Each entry below is to be printed verbatim.

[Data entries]
= = = = =

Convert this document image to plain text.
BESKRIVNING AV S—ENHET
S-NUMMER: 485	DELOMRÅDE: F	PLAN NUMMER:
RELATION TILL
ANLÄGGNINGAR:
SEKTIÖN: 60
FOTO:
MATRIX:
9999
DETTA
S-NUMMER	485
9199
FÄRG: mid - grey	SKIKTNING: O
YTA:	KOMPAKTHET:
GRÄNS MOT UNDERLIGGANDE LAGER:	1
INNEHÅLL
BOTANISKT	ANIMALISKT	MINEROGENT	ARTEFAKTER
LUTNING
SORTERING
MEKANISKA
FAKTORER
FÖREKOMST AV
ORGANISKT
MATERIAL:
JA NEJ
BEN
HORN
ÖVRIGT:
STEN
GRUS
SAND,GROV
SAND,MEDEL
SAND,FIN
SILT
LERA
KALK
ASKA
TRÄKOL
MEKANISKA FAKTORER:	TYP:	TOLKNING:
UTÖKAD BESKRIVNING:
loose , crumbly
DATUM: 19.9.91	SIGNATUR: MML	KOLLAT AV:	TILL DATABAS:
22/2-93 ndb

= = = = =

— Written answer —
Convert this document image to plain text.
BESKRIVNING AV S—ENHET
S-NUMMER: 485	DELOMRÅDE: F	PLAN NUMMER:
RELATION TILL
ANLÄGGNINGAR:
SEKTIÖN: 60
FOTO:
MATRIX:
9999
DETTA
S-NUMMER	485
9199
FÄRG: mid - grey	SKIKTNING: O
YTA:	KOMPAKTHET:
GRÄNS MOT UNDERLIGGANDE LAGER:	1
INNEHÅLL
BOTANISKT	ANIMALISKT	MINEROGENT	ARTEFAKTER
LUTNING
SORTERING
MEKANISKA
FAKTORER
FÖREKOMST AV
ORGANISKT
MATERIAL:
JA NEJ
BEN
HORN
ÖVRIGT:
STEN
GRUS
SAND,GROV
SAND,MEDEL
SAND,FIN
SILT
LERA
KALK
ASKA
TRÄKOL
MEKANISKA FAKTORER:	TYP:	TOLKNING:
UTÖKAD BESKRIVNING:
loose , crumbly
DATUM: 19.9.91	SIGNATUR: MML	KOLLAT AV:	TILL DATABAS:
22/2-93 ndb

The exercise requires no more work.